» Written task: Isolate every line in the data with the string "para" and copy it.

Saved entries:
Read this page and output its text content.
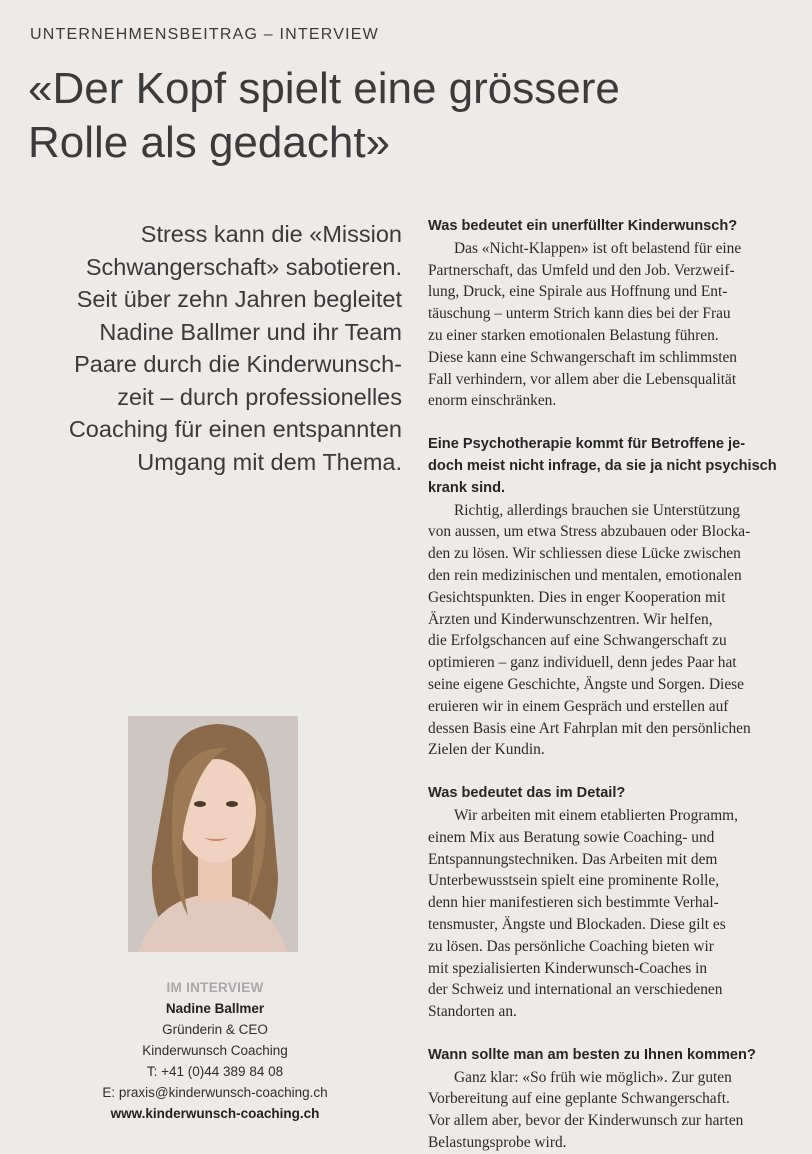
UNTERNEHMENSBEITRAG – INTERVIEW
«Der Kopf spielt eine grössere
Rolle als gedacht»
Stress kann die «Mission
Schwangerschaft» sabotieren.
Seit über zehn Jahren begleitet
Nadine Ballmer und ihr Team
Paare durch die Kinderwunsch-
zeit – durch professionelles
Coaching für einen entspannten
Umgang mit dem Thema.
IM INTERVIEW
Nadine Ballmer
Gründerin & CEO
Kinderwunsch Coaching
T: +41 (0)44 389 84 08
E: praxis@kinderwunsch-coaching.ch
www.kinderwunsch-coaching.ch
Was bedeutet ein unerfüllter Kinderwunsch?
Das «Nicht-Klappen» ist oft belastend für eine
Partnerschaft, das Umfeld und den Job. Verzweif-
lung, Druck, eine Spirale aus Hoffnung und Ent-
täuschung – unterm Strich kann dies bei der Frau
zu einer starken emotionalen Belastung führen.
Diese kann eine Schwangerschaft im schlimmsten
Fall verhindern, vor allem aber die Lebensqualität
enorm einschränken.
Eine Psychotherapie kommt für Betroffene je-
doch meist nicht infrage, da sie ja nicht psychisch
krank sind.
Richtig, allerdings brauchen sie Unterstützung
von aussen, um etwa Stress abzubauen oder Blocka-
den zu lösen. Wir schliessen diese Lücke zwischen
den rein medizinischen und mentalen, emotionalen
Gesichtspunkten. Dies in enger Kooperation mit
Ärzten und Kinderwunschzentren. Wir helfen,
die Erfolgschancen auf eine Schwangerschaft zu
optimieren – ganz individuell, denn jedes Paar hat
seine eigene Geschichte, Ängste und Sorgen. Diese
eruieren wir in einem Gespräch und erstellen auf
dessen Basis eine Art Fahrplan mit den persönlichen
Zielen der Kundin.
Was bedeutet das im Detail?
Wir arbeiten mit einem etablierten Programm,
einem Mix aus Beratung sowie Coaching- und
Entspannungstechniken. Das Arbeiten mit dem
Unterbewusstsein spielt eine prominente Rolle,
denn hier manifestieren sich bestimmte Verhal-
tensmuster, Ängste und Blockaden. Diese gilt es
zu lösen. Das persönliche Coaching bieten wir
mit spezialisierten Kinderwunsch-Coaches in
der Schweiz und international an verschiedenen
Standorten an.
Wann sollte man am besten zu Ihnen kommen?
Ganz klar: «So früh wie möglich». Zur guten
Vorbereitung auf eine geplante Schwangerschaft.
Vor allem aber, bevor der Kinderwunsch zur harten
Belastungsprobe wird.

==

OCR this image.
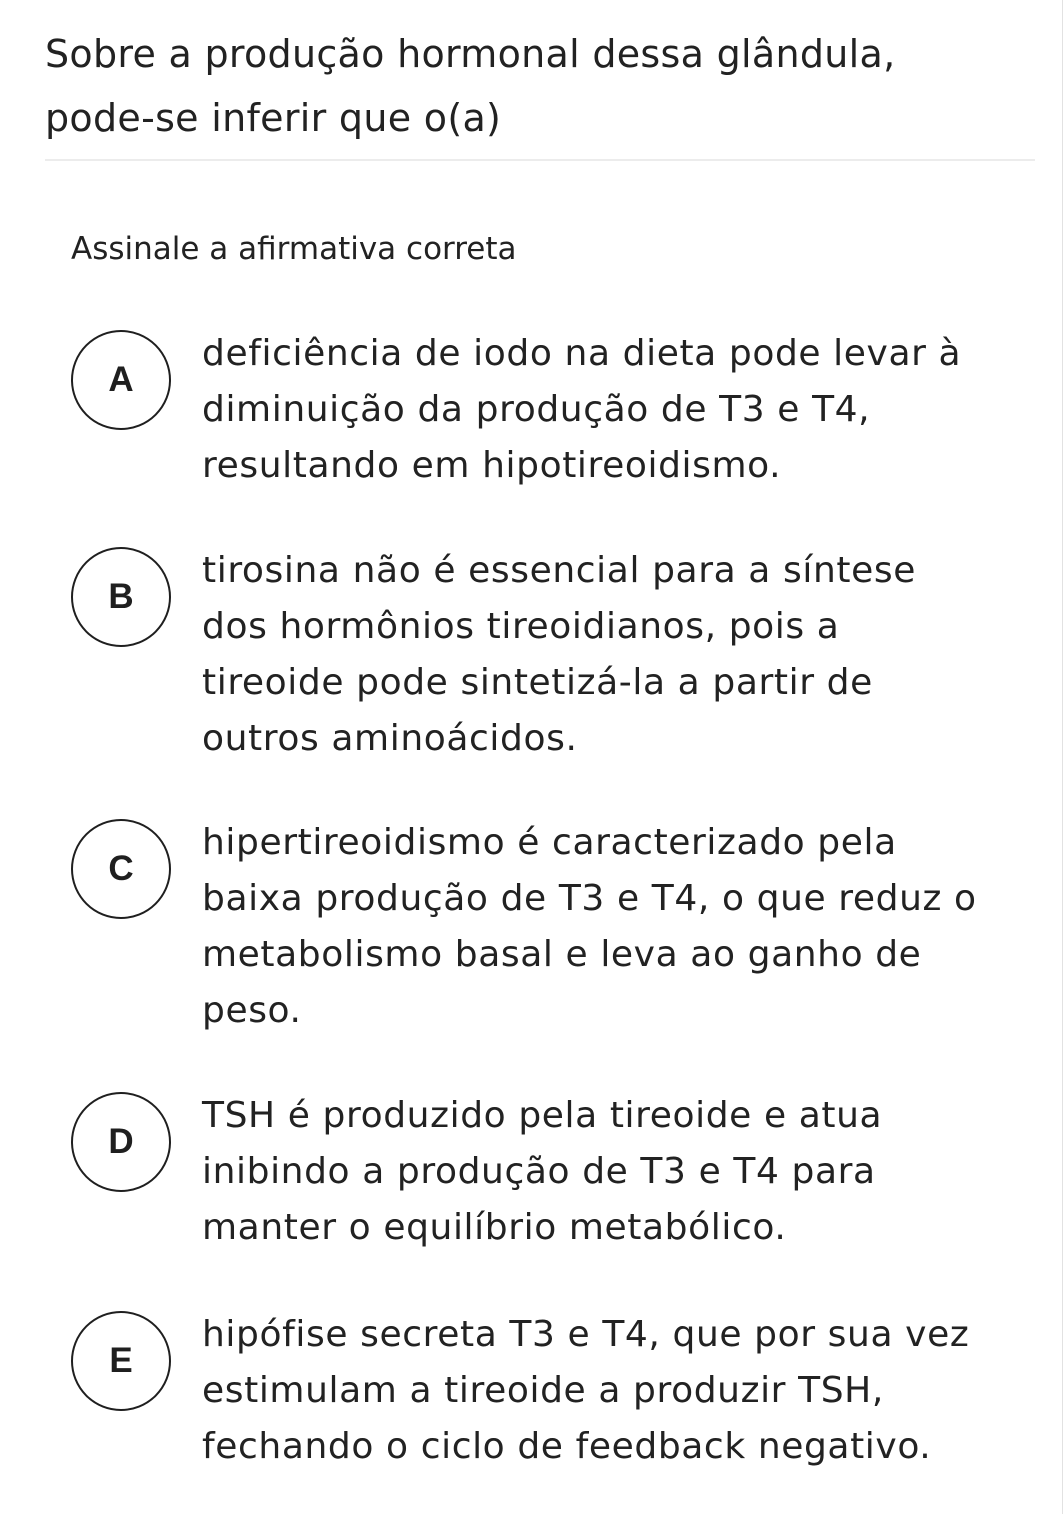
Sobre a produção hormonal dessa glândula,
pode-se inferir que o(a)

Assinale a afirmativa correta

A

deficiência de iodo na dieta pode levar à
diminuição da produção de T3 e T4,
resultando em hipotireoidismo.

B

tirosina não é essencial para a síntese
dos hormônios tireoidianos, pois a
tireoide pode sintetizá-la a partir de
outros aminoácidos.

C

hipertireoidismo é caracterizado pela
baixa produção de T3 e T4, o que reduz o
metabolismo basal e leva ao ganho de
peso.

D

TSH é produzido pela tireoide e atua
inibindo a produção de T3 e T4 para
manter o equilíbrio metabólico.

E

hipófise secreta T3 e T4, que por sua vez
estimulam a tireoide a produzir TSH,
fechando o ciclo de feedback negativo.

» Result below:
tirosina não é essencial para a síntese
inibindo a produção de T3 e T4 para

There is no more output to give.